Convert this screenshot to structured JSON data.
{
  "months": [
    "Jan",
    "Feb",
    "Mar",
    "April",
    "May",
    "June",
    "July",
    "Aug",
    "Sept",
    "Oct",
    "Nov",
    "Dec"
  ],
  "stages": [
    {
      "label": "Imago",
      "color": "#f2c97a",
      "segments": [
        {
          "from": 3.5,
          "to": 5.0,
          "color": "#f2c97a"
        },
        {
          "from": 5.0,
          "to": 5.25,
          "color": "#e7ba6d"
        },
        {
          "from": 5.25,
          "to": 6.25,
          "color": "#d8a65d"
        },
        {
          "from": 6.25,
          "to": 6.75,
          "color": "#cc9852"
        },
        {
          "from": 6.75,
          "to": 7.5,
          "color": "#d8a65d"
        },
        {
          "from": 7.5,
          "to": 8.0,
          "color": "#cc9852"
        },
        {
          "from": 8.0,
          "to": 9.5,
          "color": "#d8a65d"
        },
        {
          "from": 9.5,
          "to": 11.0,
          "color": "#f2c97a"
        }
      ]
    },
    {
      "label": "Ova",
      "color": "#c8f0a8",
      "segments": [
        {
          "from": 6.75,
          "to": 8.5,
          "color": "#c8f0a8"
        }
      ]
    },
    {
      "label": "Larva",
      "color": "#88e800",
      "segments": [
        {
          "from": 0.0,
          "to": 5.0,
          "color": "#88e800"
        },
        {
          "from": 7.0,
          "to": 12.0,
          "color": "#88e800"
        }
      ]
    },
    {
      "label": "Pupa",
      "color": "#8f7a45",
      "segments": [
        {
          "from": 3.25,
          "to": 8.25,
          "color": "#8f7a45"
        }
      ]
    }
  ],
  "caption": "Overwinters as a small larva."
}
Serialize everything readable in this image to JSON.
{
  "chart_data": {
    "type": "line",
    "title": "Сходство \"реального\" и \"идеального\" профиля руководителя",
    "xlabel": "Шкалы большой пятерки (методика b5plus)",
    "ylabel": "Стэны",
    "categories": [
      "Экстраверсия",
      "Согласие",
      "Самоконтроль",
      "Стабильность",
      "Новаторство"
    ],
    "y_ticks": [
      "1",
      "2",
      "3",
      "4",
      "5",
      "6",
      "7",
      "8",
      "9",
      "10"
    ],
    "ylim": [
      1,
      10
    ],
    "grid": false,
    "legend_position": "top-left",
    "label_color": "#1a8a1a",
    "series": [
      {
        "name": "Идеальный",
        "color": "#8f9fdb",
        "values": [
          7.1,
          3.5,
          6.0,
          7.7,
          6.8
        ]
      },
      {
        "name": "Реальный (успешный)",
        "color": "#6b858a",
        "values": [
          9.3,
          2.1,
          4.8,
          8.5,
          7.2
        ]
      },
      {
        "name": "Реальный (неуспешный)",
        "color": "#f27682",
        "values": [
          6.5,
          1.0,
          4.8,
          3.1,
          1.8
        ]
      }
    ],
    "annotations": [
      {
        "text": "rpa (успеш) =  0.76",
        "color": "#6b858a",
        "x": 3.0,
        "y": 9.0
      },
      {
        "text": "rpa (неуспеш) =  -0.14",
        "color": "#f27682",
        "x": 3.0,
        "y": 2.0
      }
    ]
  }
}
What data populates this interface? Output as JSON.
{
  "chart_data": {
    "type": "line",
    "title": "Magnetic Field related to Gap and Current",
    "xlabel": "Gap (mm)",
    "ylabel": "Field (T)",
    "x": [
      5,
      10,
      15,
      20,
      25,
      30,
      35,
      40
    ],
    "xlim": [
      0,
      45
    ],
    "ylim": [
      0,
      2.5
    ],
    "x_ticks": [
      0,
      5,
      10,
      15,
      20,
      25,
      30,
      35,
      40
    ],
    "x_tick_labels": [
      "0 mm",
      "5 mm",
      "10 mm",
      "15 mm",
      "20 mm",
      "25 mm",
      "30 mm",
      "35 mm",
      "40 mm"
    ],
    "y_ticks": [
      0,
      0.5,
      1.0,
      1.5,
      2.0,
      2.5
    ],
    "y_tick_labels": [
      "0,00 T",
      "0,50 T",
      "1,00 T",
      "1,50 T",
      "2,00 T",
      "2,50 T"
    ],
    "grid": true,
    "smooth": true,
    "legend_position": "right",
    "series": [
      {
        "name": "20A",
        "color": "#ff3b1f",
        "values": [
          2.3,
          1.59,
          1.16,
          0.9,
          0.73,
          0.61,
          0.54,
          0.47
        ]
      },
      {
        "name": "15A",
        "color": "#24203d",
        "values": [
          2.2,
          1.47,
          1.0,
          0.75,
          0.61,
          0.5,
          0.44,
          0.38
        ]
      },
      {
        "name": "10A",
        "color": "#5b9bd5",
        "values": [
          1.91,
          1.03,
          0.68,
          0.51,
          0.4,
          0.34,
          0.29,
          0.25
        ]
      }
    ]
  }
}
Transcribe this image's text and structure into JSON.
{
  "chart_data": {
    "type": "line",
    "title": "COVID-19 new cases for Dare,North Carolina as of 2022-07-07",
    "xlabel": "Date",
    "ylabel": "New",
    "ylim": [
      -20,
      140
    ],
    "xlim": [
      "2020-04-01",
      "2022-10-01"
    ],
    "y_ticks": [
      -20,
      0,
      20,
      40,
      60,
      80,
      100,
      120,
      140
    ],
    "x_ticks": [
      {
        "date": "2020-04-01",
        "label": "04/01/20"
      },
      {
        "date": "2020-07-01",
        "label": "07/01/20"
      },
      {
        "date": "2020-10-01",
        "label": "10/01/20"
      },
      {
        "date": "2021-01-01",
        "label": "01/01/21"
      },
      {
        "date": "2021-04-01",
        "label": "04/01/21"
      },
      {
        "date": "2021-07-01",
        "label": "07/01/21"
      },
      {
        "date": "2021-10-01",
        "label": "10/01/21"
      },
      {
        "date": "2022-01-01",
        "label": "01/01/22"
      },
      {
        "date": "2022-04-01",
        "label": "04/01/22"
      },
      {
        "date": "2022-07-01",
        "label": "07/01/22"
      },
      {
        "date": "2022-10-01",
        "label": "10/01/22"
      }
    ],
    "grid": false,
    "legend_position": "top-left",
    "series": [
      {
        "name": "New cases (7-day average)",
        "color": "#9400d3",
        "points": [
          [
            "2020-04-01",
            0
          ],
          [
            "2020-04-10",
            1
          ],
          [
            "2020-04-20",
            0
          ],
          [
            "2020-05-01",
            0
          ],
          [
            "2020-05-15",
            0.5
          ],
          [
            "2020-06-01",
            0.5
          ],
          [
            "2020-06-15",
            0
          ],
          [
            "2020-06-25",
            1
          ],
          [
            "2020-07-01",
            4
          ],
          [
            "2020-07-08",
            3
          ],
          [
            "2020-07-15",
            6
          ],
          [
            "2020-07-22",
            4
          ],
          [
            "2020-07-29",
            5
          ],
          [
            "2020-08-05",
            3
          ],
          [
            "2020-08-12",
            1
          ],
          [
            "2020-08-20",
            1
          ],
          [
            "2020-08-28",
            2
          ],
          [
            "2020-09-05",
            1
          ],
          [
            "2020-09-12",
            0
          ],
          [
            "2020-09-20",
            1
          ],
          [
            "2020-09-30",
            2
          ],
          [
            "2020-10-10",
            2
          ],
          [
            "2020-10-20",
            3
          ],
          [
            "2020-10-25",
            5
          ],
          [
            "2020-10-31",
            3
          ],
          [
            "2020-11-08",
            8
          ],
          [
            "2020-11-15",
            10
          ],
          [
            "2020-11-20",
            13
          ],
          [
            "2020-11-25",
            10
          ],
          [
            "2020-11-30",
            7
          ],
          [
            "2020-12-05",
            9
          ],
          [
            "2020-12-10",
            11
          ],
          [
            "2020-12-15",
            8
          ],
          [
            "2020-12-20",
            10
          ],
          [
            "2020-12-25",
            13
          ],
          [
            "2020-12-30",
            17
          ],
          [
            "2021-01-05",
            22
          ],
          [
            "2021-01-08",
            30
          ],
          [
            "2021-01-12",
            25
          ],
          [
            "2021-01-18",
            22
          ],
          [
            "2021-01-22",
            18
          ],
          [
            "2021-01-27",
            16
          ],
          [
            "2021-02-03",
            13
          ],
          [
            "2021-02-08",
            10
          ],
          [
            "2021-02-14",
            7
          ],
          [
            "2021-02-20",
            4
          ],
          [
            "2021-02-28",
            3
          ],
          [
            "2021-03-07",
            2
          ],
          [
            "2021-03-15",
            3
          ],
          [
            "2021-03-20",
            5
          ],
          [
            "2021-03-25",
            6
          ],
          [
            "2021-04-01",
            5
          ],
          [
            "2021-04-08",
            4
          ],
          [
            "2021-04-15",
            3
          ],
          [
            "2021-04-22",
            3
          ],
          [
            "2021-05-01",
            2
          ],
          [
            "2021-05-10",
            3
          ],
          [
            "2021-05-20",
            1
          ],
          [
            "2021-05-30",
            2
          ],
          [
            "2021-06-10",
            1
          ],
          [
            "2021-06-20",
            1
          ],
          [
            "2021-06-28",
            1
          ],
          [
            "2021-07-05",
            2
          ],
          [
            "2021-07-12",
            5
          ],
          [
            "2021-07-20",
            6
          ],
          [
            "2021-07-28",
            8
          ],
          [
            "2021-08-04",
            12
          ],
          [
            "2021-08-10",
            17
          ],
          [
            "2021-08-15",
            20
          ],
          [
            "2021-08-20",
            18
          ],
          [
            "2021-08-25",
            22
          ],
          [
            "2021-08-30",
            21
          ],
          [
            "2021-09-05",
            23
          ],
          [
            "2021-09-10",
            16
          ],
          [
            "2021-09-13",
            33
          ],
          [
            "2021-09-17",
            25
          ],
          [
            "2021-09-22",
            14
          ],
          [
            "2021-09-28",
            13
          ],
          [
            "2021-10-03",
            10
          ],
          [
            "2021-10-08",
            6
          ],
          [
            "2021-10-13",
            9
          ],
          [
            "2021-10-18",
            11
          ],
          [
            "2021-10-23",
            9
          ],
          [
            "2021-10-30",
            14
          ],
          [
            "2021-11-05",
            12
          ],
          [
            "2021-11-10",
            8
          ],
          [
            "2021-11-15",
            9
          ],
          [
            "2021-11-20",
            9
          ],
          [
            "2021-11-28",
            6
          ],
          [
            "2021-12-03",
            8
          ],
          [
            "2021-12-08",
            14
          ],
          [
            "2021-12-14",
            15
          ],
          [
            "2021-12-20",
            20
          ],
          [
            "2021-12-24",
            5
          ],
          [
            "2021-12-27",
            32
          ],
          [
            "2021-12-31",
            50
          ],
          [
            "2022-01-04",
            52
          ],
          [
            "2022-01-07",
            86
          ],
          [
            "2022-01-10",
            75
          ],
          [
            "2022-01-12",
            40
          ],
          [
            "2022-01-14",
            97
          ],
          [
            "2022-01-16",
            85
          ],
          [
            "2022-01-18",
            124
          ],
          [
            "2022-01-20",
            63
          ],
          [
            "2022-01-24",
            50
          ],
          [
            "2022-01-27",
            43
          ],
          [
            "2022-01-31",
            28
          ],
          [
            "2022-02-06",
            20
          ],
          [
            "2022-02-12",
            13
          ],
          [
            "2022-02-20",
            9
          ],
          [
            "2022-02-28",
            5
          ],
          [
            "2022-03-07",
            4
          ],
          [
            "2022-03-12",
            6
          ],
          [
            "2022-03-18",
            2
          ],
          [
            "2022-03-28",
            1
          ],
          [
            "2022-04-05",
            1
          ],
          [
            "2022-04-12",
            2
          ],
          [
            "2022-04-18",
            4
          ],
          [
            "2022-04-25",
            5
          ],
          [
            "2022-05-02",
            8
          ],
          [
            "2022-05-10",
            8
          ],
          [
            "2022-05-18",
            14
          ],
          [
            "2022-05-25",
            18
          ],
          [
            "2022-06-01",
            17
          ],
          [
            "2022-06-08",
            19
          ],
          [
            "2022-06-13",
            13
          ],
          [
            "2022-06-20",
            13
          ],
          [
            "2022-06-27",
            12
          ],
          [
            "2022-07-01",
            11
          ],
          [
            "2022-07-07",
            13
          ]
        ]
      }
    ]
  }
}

+ + + + + + +

- TASK DETAILS
Scan the material above for the string "title" and report each line where you find it.

- ANSWER TO THE EXERCISE
    "title": "Сходство \"реального\" и \"идеального\" профиля руководителя",
    "title": "Magnetic Field related to Gap and Current",
    "title": "COVID-19 new cases for Dare,North Carolina as of 2022-07-07",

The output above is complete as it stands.